Given request: Find each line holding the word "Meet" and give the number of such lines, nothing else.

■ ■ ■ ■ ■

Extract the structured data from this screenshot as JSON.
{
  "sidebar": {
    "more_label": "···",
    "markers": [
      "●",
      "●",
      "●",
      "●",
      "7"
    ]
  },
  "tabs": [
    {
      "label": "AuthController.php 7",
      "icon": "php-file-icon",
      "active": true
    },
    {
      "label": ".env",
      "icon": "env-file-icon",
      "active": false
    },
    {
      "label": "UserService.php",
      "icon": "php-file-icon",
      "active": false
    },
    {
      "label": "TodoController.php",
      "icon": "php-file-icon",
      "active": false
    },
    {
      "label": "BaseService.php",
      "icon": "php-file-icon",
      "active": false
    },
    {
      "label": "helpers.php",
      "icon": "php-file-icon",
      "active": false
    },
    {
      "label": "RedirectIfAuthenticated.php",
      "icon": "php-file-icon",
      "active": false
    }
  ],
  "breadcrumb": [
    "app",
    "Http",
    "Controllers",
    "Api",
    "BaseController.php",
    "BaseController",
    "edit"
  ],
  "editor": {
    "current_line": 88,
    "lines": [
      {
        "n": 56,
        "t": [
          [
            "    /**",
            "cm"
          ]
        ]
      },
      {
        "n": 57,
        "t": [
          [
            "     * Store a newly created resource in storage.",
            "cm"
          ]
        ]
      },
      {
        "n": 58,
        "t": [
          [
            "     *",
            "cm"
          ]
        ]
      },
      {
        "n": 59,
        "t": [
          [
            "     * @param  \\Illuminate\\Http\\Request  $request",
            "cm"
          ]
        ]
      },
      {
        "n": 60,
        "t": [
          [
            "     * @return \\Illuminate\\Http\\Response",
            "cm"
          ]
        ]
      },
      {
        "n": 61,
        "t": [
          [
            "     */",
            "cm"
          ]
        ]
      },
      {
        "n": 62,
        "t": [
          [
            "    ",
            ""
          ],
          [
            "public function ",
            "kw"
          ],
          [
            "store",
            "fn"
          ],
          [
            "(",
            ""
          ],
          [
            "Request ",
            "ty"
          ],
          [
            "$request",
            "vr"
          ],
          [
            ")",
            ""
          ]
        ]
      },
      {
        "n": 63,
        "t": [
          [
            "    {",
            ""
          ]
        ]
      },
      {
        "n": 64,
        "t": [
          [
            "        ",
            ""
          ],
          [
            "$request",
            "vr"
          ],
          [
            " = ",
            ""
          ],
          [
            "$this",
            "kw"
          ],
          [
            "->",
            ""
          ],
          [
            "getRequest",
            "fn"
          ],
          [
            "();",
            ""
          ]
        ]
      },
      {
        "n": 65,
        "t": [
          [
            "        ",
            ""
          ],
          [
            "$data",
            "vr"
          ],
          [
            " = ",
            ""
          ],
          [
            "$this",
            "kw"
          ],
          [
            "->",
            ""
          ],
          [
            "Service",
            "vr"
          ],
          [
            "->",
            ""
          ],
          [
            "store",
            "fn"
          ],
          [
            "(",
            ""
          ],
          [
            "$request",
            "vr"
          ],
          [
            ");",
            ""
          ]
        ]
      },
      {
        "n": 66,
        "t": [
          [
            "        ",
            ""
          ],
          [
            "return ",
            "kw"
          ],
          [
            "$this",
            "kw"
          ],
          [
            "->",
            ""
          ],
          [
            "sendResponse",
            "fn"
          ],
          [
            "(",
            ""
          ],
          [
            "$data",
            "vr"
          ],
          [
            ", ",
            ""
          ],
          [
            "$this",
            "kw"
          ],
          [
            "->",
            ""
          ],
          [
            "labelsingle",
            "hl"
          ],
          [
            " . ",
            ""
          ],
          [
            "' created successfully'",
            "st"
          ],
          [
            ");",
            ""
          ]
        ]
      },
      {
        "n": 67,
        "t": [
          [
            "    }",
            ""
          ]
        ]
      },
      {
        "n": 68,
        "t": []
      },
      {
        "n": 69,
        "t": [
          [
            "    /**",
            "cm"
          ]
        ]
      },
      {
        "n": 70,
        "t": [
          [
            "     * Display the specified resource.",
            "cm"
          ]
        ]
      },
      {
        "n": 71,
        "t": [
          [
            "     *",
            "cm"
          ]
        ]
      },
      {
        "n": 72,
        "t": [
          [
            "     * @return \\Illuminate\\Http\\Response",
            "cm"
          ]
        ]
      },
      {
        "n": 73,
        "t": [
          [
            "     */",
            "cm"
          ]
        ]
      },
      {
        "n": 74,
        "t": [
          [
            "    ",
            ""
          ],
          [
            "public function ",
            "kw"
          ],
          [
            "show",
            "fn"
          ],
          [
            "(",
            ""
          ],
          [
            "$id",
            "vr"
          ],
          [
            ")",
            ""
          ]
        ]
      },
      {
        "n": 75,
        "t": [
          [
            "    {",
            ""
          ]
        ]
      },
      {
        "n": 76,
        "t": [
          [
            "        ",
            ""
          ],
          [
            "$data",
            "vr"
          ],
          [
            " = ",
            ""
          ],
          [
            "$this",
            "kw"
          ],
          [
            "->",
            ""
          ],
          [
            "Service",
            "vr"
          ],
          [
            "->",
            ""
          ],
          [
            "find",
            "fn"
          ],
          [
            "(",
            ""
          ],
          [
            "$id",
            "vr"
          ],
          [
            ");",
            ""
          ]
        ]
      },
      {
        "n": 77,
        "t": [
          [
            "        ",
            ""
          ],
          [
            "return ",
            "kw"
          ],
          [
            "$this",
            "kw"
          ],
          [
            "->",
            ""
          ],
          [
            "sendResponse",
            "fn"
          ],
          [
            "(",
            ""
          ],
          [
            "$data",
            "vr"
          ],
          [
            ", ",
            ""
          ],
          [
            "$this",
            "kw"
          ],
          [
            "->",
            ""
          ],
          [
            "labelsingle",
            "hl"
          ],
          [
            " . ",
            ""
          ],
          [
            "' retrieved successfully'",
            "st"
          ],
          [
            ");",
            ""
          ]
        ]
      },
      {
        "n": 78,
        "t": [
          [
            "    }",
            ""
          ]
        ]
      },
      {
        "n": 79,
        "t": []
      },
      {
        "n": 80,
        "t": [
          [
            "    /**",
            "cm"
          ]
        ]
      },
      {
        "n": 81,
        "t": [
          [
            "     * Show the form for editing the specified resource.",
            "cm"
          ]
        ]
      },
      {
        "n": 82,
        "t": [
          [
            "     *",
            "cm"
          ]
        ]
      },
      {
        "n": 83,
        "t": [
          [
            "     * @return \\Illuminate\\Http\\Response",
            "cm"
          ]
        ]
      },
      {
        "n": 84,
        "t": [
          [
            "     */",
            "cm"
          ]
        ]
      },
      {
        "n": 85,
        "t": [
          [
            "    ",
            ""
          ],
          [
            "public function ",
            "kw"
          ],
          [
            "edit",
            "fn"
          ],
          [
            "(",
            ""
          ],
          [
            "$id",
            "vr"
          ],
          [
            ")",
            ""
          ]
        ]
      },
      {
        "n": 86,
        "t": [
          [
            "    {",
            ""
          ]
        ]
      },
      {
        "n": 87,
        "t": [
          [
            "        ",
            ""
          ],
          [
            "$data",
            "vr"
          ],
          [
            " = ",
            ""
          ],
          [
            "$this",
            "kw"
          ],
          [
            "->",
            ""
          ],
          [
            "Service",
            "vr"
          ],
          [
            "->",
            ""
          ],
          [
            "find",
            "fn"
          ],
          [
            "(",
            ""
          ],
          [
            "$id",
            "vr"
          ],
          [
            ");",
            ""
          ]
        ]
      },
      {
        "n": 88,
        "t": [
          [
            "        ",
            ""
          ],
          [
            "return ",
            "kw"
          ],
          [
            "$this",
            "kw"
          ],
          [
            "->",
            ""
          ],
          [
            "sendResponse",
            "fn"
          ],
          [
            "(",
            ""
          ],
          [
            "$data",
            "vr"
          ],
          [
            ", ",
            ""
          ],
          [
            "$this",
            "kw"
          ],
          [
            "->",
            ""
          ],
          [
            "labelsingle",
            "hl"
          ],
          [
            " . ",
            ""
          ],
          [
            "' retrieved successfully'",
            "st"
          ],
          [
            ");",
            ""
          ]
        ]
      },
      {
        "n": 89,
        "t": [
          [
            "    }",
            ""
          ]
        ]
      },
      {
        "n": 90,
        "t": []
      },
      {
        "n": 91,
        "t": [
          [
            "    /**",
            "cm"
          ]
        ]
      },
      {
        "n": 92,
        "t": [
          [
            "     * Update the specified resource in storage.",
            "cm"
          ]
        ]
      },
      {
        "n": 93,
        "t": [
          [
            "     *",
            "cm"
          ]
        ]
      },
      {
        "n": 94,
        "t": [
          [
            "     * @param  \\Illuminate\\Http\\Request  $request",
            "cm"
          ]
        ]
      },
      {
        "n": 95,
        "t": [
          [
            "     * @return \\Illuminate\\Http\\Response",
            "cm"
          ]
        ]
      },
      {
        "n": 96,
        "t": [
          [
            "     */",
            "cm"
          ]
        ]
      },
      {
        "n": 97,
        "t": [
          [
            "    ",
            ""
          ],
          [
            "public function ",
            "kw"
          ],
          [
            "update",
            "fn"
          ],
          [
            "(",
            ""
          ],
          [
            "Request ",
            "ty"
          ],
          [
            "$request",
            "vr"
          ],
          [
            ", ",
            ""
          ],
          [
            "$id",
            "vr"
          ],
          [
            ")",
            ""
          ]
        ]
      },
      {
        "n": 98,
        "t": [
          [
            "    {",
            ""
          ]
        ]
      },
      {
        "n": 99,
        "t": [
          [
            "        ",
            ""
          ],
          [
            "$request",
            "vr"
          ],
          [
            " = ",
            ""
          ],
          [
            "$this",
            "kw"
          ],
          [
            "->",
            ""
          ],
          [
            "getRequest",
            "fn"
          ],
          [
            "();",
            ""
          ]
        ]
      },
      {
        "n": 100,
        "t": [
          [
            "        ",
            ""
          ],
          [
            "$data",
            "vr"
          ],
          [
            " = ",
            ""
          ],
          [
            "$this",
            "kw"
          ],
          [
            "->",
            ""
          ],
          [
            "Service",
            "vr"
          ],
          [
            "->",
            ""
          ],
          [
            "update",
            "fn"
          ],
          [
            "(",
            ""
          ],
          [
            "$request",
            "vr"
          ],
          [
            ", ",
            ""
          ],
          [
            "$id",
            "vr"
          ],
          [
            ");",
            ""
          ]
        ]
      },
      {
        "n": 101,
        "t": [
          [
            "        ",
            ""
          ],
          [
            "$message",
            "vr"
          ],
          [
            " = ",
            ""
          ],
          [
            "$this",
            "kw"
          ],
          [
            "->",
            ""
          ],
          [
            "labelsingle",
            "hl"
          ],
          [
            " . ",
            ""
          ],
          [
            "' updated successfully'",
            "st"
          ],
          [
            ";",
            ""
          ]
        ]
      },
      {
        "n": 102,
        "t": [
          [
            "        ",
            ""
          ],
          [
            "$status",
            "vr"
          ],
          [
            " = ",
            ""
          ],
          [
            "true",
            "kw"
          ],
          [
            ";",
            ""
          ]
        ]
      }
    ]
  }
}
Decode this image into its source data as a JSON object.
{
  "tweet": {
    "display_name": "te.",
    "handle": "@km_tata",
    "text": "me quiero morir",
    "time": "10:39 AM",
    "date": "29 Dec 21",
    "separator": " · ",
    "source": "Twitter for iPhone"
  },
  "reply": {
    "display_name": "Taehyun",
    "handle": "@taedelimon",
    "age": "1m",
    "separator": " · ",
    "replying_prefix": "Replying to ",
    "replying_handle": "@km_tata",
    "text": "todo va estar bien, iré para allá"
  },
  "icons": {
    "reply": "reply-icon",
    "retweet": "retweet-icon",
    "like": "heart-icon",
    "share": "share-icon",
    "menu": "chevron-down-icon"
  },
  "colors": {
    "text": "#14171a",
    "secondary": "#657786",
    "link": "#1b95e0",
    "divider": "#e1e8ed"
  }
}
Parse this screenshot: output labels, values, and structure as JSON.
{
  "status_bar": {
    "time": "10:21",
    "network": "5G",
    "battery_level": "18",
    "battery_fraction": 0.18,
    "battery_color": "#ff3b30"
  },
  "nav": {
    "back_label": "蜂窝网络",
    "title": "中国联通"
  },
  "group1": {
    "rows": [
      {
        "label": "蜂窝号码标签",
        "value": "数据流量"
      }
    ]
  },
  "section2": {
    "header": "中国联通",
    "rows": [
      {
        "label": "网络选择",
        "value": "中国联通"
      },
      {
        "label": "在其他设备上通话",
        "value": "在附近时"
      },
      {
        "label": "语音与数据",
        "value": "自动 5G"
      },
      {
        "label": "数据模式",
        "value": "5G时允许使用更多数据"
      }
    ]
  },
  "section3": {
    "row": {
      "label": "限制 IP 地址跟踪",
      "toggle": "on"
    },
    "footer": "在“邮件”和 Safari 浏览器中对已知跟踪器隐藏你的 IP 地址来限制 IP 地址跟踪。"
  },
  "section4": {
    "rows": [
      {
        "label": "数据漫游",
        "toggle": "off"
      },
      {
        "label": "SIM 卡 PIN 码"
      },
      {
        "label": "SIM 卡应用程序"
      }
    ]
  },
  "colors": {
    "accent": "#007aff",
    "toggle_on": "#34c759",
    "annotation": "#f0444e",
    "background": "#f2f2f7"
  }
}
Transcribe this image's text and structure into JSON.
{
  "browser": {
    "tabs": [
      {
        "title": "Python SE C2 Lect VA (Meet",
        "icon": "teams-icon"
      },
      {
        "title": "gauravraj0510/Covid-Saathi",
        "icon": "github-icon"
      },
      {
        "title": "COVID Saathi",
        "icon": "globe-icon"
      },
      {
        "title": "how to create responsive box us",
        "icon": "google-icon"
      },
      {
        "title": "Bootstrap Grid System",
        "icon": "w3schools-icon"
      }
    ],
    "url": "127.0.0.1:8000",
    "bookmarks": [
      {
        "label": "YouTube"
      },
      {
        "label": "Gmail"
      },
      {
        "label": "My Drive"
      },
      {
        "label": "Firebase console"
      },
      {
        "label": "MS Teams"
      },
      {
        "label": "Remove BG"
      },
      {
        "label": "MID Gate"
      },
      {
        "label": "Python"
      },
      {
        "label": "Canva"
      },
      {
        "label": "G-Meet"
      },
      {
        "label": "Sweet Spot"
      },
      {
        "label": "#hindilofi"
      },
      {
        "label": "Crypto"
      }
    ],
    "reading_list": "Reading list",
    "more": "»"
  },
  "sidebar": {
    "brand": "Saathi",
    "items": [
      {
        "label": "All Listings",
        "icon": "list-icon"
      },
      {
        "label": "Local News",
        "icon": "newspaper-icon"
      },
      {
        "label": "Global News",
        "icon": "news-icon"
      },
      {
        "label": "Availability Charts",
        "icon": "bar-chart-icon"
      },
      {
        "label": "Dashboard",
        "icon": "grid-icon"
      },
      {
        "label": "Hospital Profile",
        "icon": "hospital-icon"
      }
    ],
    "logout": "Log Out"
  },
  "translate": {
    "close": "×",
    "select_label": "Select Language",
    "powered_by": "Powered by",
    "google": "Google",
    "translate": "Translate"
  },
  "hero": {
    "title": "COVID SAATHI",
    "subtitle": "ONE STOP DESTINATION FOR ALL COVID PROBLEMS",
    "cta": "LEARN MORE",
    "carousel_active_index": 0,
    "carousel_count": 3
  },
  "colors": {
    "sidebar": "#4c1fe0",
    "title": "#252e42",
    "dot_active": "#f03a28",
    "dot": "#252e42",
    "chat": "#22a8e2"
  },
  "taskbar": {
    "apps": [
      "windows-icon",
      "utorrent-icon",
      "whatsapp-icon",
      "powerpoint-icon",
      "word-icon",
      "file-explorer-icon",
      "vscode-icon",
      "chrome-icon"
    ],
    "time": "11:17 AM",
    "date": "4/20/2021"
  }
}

■ ■ ■ ■ ■

The reply: 2